** Start **
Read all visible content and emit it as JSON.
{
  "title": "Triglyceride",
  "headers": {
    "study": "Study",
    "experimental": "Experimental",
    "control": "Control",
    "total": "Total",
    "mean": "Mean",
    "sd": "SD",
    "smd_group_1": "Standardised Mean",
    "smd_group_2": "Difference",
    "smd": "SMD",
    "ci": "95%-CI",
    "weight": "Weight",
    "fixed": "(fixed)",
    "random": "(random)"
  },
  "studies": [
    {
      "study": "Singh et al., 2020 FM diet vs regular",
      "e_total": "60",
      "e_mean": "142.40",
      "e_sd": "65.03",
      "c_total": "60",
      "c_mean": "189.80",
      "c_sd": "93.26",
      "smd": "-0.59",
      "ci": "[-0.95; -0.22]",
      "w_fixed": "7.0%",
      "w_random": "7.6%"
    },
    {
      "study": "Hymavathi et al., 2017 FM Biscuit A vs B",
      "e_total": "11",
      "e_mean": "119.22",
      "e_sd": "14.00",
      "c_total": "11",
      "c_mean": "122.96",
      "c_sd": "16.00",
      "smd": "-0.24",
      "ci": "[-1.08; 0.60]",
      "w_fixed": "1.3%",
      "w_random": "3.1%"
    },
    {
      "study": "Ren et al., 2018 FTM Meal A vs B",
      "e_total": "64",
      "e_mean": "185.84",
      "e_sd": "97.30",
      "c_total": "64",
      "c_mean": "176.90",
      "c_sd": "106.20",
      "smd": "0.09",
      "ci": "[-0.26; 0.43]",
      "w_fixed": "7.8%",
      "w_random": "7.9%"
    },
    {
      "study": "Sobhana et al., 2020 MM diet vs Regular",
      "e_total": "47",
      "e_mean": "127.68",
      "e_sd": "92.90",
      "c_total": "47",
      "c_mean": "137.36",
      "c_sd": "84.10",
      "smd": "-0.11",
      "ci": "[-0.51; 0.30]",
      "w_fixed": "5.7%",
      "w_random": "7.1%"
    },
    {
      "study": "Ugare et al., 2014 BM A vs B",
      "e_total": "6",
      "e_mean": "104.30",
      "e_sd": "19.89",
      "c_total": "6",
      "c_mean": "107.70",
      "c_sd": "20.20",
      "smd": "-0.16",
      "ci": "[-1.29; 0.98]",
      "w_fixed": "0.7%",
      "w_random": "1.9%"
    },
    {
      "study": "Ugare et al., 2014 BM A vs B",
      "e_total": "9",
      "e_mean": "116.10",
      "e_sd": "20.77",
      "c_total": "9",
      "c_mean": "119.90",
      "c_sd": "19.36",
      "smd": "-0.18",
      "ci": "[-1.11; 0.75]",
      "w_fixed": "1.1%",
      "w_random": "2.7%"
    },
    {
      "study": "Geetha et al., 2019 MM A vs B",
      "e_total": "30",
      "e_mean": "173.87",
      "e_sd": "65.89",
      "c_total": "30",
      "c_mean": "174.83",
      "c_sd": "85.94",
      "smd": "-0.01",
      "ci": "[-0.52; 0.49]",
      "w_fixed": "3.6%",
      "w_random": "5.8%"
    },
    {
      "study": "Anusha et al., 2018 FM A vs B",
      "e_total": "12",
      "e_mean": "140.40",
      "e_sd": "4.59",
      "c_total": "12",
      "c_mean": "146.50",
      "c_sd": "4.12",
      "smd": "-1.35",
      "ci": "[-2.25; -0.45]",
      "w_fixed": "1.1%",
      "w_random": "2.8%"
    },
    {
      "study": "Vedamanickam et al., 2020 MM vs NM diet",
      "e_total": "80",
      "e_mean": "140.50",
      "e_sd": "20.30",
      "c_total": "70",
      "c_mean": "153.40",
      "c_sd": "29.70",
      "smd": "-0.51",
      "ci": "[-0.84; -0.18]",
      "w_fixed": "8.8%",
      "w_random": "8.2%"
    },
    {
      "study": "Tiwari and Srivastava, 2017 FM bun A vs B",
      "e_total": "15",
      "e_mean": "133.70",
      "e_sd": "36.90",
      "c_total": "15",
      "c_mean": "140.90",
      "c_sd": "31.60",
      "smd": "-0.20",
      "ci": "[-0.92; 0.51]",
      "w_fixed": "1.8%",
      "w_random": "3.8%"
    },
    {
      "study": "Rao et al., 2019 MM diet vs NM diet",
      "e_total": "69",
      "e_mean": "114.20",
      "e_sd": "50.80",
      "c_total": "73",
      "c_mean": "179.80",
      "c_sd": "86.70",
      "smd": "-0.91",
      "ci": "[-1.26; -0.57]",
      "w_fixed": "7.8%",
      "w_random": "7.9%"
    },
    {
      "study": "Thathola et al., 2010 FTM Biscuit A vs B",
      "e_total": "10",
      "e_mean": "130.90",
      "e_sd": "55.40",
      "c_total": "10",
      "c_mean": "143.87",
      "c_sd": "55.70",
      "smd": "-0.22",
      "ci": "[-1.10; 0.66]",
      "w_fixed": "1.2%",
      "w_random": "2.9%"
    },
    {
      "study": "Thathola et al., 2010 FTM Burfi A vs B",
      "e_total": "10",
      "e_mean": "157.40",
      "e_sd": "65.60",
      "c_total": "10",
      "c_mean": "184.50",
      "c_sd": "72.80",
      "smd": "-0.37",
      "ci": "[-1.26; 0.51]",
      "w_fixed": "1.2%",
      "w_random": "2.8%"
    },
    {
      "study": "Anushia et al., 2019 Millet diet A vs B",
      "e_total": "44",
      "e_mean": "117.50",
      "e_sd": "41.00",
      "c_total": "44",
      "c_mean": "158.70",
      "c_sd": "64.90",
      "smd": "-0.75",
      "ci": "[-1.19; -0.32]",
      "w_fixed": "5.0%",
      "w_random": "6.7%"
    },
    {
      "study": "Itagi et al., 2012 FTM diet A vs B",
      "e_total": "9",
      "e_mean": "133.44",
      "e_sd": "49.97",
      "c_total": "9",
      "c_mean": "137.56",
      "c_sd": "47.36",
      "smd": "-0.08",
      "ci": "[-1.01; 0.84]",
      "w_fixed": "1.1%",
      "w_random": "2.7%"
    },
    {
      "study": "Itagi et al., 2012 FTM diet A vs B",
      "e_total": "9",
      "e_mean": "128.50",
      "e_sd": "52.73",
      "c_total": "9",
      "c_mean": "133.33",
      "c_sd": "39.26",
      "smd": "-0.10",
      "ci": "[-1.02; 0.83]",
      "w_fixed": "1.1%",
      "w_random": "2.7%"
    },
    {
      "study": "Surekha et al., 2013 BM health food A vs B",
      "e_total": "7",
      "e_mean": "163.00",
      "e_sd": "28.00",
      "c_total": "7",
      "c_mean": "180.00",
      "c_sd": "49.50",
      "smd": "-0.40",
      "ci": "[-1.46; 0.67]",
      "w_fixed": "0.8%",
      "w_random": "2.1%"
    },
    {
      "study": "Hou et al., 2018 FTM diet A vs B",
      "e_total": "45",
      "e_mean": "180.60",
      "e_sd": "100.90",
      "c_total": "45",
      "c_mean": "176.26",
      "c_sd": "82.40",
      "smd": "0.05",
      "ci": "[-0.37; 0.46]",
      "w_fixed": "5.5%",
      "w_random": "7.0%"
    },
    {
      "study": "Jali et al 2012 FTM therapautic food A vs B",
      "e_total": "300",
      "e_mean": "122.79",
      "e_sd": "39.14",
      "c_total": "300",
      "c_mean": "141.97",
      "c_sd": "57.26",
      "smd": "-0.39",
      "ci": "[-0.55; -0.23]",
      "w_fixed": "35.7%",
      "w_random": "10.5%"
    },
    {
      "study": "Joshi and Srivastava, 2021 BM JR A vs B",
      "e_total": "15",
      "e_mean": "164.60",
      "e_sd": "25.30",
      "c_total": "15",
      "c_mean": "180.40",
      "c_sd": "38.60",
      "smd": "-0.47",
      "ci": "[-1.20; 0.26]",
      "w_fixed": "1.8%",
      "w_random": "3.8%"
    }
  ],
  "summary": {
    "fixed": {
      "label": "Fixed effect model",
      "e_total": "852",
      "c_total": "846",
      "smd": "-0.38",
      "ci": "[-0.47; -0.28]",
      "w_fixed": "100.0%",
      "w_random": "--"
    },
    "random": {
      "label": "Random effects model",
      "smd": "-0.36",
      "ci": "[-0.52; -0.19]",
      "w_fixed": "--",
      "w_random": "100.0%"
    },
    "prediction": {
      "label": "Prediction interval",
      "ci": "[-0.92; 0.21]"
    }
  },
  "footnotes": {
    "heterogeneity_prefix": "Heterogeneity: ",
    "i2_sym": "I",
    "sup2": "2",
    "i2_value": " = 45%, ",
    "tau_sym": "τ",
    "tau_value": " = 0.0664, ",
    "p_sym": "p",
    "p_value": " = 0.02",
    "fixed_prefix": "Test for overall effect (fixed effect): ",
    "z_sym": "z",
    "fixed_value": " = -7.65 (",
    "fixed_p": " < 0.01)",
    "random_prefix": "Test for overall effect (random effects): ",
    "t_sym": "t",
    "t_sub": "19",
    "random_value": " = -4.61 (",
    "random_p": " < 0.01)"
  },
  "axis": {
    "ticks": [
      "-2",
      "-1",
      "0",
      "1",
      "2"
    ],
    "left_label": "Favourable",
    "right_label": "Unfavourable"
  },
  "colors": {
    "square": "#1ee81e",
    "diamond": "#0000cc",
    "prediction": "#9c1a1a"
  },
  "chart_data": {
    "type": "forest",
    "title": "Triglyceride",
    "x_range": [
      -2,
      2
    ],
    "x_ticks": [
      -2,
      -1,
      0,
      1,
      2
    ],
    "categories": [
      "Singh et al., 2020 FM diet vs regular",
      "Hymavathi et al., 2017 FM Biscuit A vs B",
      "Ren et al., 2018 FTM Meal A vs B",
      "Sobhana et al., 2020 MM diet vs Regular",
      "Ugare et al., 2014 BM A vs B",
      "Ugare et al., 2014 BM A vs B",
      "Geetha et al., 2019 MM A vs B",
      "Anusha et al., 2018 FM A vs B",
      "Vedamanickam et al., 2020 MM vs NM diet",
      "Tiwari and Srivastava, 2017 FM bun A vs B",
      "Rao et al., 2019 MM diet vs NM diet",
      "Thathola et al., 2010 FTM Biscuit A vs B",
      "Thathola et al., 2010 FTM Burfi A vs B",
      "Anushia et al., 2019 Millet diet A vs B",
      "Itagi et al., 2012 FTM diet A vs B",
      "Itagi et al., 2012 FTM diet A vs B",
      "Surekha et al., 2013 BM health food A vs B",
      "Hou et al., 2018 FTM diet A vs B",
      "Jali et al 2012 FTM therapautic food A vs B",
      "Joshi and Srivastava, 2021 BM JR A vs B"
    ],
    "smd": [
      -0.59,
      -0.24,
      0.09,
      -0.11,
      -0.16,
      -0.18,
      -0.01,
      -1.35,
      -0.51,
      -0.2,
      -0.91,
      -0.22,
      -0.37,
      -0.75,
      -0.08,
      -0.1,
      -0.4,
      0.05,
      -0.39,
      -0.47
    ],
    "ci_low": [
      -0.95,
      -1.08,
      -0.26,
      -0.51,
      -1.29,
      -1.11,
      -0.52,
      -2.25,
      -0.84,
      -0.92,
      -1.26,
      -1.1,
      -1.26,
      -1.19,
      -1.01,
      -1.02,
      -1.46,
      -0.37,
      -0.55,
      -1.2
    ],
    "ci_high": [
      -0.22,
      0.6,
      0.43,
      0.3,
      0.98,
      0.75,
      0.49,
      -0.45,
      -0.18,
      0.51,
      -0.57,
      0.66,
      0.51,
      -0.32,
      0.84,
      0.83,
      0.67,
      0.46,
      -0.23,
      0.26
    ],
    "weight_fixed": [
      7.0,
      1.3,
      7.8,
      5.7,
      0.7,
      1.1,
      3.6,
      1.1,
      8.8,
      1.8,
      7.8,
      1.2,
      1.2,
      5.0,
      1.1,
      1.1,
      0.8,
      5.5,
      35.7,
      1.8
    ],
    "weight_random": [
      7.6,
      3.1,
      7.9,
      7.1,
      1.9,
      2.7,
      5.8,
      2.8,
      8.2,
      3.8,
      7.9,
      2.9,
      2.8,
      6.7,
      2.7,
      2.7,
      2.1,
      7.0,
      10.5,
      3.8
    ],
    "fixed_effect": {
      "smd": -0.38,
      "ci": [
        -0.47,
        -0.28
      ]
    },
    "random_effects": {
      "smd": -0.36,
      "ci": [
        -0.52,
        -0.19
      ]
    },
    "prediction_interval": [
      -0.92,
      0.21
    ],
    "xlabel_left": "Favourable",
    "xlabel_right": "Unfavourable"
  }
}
** End **
Report how many lines of the preceding records include "Singh". Output the number only.

2